◆ **DATA LINES**
━━━━━━━━━━━━━━━━━━━━━━━━━━━━━━

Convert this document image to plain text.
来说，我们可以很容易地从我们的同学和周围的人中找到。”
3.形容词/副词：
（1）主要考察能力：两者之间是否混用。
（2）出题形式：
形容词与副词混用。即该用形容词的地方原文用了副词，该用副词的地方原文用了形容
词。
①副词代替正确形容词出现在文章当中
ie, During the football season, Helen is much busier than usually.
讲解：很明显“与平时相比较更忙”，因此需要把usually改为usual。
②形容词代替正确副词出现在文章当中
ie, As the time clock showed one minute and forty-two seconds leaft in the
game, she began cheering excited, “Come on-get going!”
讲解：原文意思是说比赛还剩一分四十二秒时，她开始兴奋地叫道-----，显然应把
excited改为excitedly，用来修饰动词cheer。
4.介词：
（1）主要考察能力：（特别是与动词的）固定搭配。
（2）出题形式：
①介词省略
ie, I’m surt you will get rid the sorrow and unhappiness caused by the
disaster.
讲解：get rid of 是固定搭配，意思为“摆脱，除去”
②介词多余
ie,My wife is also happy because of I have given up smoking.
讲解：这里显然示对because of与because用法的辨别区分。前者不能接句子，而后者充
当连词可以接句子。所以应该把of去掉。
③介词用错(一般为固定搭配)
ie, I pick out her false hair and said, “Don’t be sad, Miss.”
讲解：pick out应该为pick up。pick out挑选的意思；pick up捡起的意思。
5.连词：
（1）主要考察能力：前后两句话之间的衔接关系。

━━━━━━━━━━━━━━━━━━━━━━━━━━━━━━

◆ **PROBLEM TO WORK ON**
Copy all lines of the material above where the string "主要考察能力" occurs.

◆ **RESULT FOR THIS EXERCISE**
（1）主要考察能力：两者之间是否混用。
（1）主要考察能力：（特别是与动词的）固定搭配。
（1）主要考察能力：前后两句话之间的衔接关系。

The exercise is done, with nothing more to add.